### PROBLEM TO SOLVE
Transcribe the records that follow. Keep every word exactly, and drop the pictures.
[DATA TO PROCESS start]
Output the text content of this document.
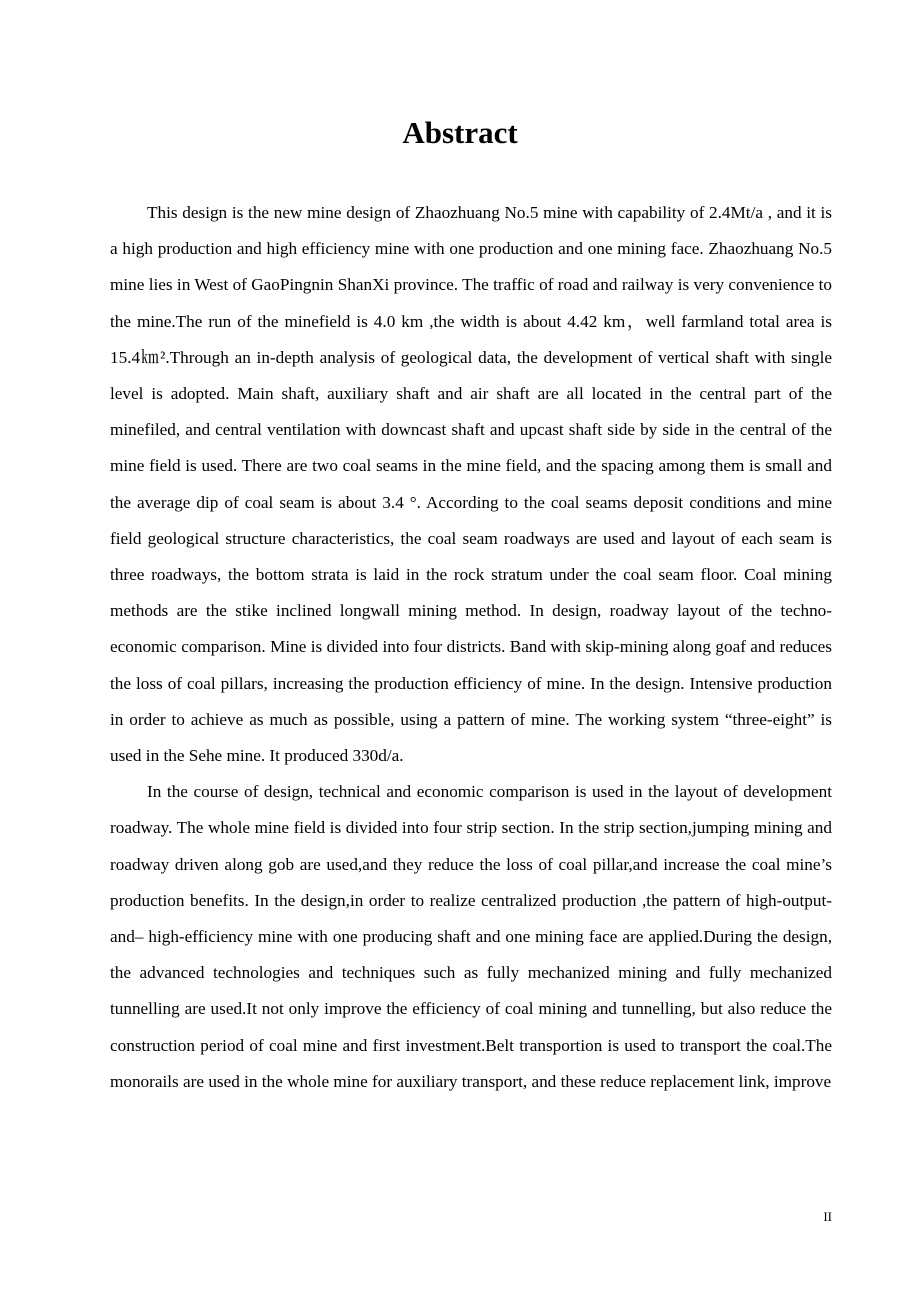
Abstract

This design is the new mine design of Zhaozhuang No.5 mine with capability of 2.4Mt/a , and it is a high production and high efficiency mine with one production and one mining face. Zhaozhuang No.5 mine lies in West of GaoPingnin ShanXi province. The traffic of road and railway is very convenience to the mine.The run of the minefield is 4.0 km ,the width is about 4.42 km，well farmland total area is 15.4㎞².Through an in-depth analysis of geological data, the development of vertical shaft with single level is adopted. Main shaft, auxiliary shaft and air shaft are all located in the central part of the minefiled, and central ventilation with downcast shaft and upcast shaft side by side in the central of the mine field is used. There are two coal seams in the mine field, and the spacing among them is small and the average dip of coal seam is about 3.4 °. According to the coal seams deposit conditions and mine field geological structure characteristics, the coal seam roadways are used and layout of each seam is three roadways, the bottom strata is laid in the rock stratum under the coal seam floor. Coal mining methods are the stike inclined longwall mining method. In design, roadway layout of the techno-economic comparison. Mine is divided into four districts. Band with skip-mining along goaf and reduces the loss of coal pillars, increasing the production efficiency of mine. In the design. Intensive production in order to achieve as much as possible, using a pattern of mine. The working system “three-eight” is used in the Sehe mine. It produced 330d/a.

In the course of design, technical and economic comparison is used in the layout of development roadway. The whole mine field is divided into four strip section. In the strip section,jumping mining and roadway driven along gob are used,and they reduce the loss of coal pillar,and increase the coal mine’s production benefits. In the design,in order to realize centralized production ,the pattern of high-output- and– high-efficiency mine with one producing shaft and one mining face are applied.During the design, the advanced technologies and techniques such as fully mechanized mining and fully mechanized tunnelling are used.It not only improve the efficiency of coal mining and tunnelling, but also reduce the construction period of coal mine and first investment.Belt transportion is used to transport the coal.The monorails are used in the whole mine for auxiliary transport, and these reduce replacement link, improve

II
[DATA TO PROCESS end]
### FULL RESPONSE
Output the text content of this document.
Abstract

This design is the new mine design of Zhaozhuang No.5 mine with capability of 2.4Mt/a , and it is a high production and high efficiency mine with one production and one mining face. Zhaozhuang No.5 mine lies in West of GaoPingnin ShanXi province. The traffic of road and railway is very convenience to the mine.The run of the minefield is 4.0 km ,the width is about 4.42 km，well farmland total area is 15.4㎞².Through an in-depth analysis of geological data, the development of vertical shaft with single level is adopted. Main shaft, auxiliary shaft and air shaft are all located in the central part of the minefiled, and central ventilation with downcast shaft and upcast shaft side by side in the central of the mine field is used. There are two coal seams in the mine field, and the spacing among them is small and the average dip of coal seam is about 3.4 °. According to the coal seams deposit conditions and mine field geological structure characteristics, the coal seam roadways are used and layout of each seam is three roadways, the bottom strata is laid in the rock stratum under the coal seam floor. Coal mining methods are the stike inclined longwall mining method. In design, roadway layout of the techno-economic comparison. Mine is divided into four districts. Band with skip-mining along goaf and reduces the loss of coal pillars, increasing the production efficiency of mine. In the design. Intensive production in order to achieve as much as possible, using a pattern of mine. The working system “three-eight” is used in the Sehe mine. It produced 330d/a.

In the course of design, technical and economic comparison is used in the layout of development roadway. The whole mine field is divided into four strip section. In the strip section,jumping mining and roadway driven along gob are used,and they reduce the loss of coal pillar,and increase the coal mine’s production benefits. In the design,in order to realize centralized production ,the pattern of high-output- and– high-efficiency mine with one producing shaft and one mining face are applied.During the design, the advanced technologies and techniques such as fully mechanized mining and fully mechanized tunnelling are used.It not only improve the efficiency of coal mining and tunnelling, but also reduce the construction period of coal mine and first investment.Belt transportion is used to transport the coal.The monorails are used in the whole mine for auxiliary transport, and these reduce replacement link, improve

II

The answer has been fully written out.